-- START OF MATERIAL FOR THIS EXERCISE --
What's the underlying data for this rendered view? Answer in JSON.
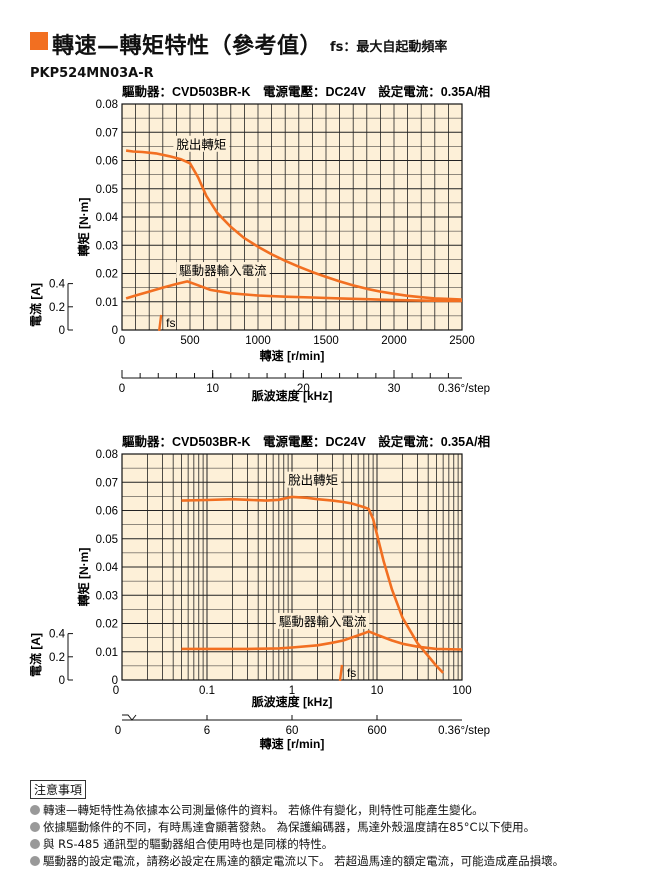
{
  "header": {
    "title": "轉速—轉矩特性（參考值）",
    "subtitle": "fs：最大自起動頻率"
  },
  "model": "PKP524MN03A-R",
  "colors": {
    "accent": "#f26f21",
    "grid_bg": "#fdf0d8",
    "curve": "#f26f21"
  },
  "notes": {
    "title": "注意事項",
    "items": [
      "轉速—轉矩特性為依據本公司測量條件的資料。 若條件有變化，則特性可能產生變化。",
      "依據驅動條件的不同，有時馬達會顯著發熱。 為保護編碼器，馬達外殼溫度請在85°C以下使用。",
      "與 RS-485 通訊型的驅動器組合使用時也是同樣的特性。",
      "驅動器的設定電流，請務必設定在馬達的額定電流以下。 若超過馬達的額定電流，可能造成產品損壞。"
    ]
  },
  "chart_data": [
    {
      "type": "line",
      "x_scale": "linear",
      "condition": "驅動器：CVD503BR-K　電源電壓：DC24V　設定電流：0.35A/相",
      "xlabel": "轉速 [r/min]",
      "ylabel": "轉矩 [N·m]",
      "y2label": "電流 [A]",
      "x2label": "脈波速度 [kHz]",
      "xlim": [
        0,
        2500
      ],
      "ylim": [
        0,
        0.08
      ],
      "y2lim": [
        0,
        0.5
      ],
      "x_ticks": [
        0,
        500,
        1000,
        1500,
        2000,
        2500
      ],
      "x_tick_labels": [
        "0",
        "500",
        "1000",
        "1500",
        "2000",
        "2500"
      ],
      "y_ticks": [
        0,
        0.01,
        0.02,
        0.03,
        0.04,
        0.05,
        0.06,
        0.07,
        0.08
      ],
      "y_tick_labels": [
        "0",
        "0.01",
        "0.02",
        "0.03",
        "0.04",
        "0.05",
        "0.06",
        "0.07",
        "0.08"
      ],
      "y2_ticks": [
        0,
        0.2,
        0.4
      ],
      "y2_tick_labels": [
        "0",
        "0.2",
        "0.4"
      ],
      "x2_ticks": [
        0,
        10,
        20,
        30
      ],
      "x2_tick_labels": [
        "0",
        "10",
        "20",
        "30"
      ],
      "x2_end_label": "0.36°/step",
      "series": [
        {
          "name": "脫出轉矩",
          "x": [
            30,
            80,
            150,
            250,
            350,
            430,
            500,
            560,
            620,
            700,
            800,
            900,
            1000,
            1100,
            1200,
            1300,
            1400,
            1500,
            1600,
            1700,
            1800,
            1900,
            2000,
            2100,
            2200,
            2300,
            2400,
            2500
          ],
          "y": [
            0.0635,
            0.0632,
            0.063,
            0.0625,
            0.0615,
            0.0605,
            0.059,
            0.054,
            0.0475,
            0.0415,
            0.0365,
            0.0325,
            0.0295,
            0.0268,
            0.0245,
            0.0224,
            0.0205,
            0.0188,
            0.0172,
            0.0158,
            0.0146,
            0.0136,
            0.0128,
            0.0121,
            0.0116,
            0.0112,
            0.011,
            0.0108
          ]
        },
        {
          "name": "驅動器輸入電流",
          "x": [
            30,
            100,
            200,
            300,
            400,
            480,
            550,
            650,
            800,
            1000,
            1200,
            1400,
            1600,
            1800,
            2000,
            2200,
            2400,
            2500
          ],
          "y": [
            0.0112,
            0.0122,
            0.0136,
            0.015,
            0.0163,
            0.0172,
            0.016,
            0.0142,
            0.013,
            0.0122,
            0.0118,
            0.0115,
            0.0112,
            0.0109,
            0.0106,
            0.0104,
            0.0103,
            0.0103
          ]
        }
      ],
      "annotations": [
        {
          "text": "脫出轉矩",
          "x": 400,
          "y": 0.0645
        },
        {
          "text": "驅動器輸入電流",
          "x": 420,
          "y": 0.0198
        },
        {
          "text": "fs",
          "x": 310,
          "y": 0.0025
        }
      ]
    },
    {
      "type": "line",
      "x_scale": "log",
      "condition": "驅動器：CVD503BR-K　電源電壓：DC24V　設定電流：0.35A/相",
      "xlabel": "脈波速度 [kHz]",
      "ylabel": "轉矩 [N·m]",
      "y2label": "電流 [A]",
      "x2label": "轉速 [r/min]",
      "xlim": [
        0.01,
        100
      ],
      "ylim": [
        0,
        0.08
      ],
      "y2lim": [
        0,
        0.5
      ],
      "x_ticks": [
        0.1,
        1,
        10,
        100
      ],
      "x_tick_labels": [
        "0.1",
        "1",
        "10",
        "100"
      ],
      "x_origin_label": "0",
      "y_ticks": [
        0,
        0.01,
        0.02,
        0.03,
        0.04,
        0.05,
        0.06,
        0.07,
        0.08
      ],
      "y_tick_labels": [
        "0",
        "0.01",
        "0.02",
        "0.03",
        "0.04",
        "0.05",
        "0.06",
        "0.07",
        "0.08"
      ],
      "y2_ticks": [
        0,
        0.2,
        0.4
      ],
      "y2_tick_labels": [
        "0",
        "0.2",
        "0.4"
      ],
      "x2_ticks": [
        6,
        60,
        600
      ],
      "x2_tick_labels": [
        "6",
        "60",
        "600"
      ],
      "x2_origin_label": "0",
      "x2_end_label": "0.36°/step",
      "series": [
        {
          "name": "脫出轉矩",
          "x": [
            0.05,
            0.1,
            0.2,
            0.3,
            0.5,
            0.7,
            1,
            1.5,
            2,
            3,
            4,
            5,
            6,
            7,
            8,
            9,
            10,
            12,
            15,
            20,
            30,
            40,
            50,
            60
          ],
          "y": [
            0.0635,
            0.0637,
            0.064,
            0.0638,
            0.0635,
            0.0638,
            0.0648,
            0.0645,
            0.064,
            0.0635,
            0.063,
            0.0625,
            0.0618,
            0.0612,
            0.0605,
            0.057,
            0.0515,
            0.042,
            0.032,
            0.022,
            0.013,
            0.0085,
            0.005,
            0.0025
          ]
        },
        {
          "name": "驅動器輸入電流",
          "x": [
            0.05,
            0.1,
            0.3,
            0.7,
            1,
            2,
            3,
            4,
            5,
            6,
            7,
            8,
            10,
            15,
            20,
            30,
            50,
            100
          ],
          "y": [
            0.011,
            0.011,
            0.011,
            0.0112,
            0.0115,
            0.0123,
            0.0132,
            0.014,
            0.015,
            0.0158,
            0.0165,
            0.0172,
            0.016,
            0.014,
            0.0128,
            0.0118,
            0.011,
            0.0108
          ]
        }
      ],
      "annotations": [
        {
          "text": "脫出轉矩",
          "x": 0.9,
          "y": 0.0695
        },
        {
          "text": "驅動器輸入電流",
          "x": 0.7,
          "y": 0.0195
        },
        {
          "text": "fs",
          "x": 4.2,
          "y": 0.0025
        }
      ]
    }
  ]
}
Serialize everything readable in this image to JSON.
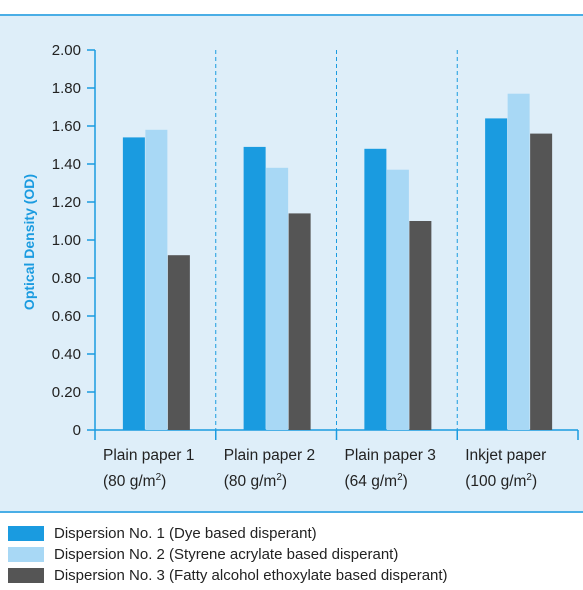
{
  "chart_data": {
    "type": "bar",
    "title": "",
    "xlabel": "",
    "ylabel": "Optical Density (OD)",
    "ylim": [
      0,
      2.0
    ],
    "yticks": [
      "0",
      "0.20",
      "0.40",
      "0.60",
      "0.80",
      "1.00",
      "1.20",
      "1.40",
      "1.60",
      "1.80",
      "2.00"
    ],
    "ytick_values": [
      0,
      0.2,
      0.4,
      0.6,
      0.8,
      1.0,
      1.2,
      1.4,
      1.6,
      1.8,
      2.0
    ],
    "categories": [
      {
        "line1": "Plain paper 1",
        "line2": "(80 g/m",
        "sup": "2",
        "close": ")"
      },
      {
        "line1": "Plain paper 2",
        "line2": "(80 g/m",
        "sup": "2",
        "close": ")"
      },
      {
        "line1": "Plain paper 3",
        "line2": "(64 g/m",
        "sup": "2",
        "close": ")"
      },
      {
        "line1": "Inkjet paper",
        "line2": "(100 g/m",
        "sup": "2",
        "close": ")"
      }
    ],
    "series": [
      {
        "name": "Dispersion No. 1 (Dye based disperant)",
        "color": "#1a9be0",
        "values": [
          1.54,
          1.49,
          1.48,
          1.64
        ]
      },
      {
        "name": "Dispersion No. 2 (Styrene acrylate based disperant)",
        "color": "#a8d8f5",
        "values": [
          1.58,
          1.38,
          1.37,
          1.77
        ]
      },
      {
        "name": "Dispersion No. 3 (Fatty alcohol ethoxylate based disperant)",
        "color": "#555555",
        "values": [
          0.92,
          1.14,
          1.1,
          1.56
        ]
      }
    ],
    "grid": false,
    "category_separators": "dashed",
    "legend_position": "bottom"
  }
}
-- END OF MATERIAL FOR THIS EXERCISE --
• _WHAT NEEDS TO BE DONE_: Copy out each line of the data where the string "Dispersion" appears.

• _RESULT_:
        "name": "Dispersion No. 1 (Dye based disperant)",
        "name": "Dispersion No. 2 (Styrene acrylate based disperant)",
        "name": "Dispersion No. 3 (Fatty alcohol ethoxylate based disperant)",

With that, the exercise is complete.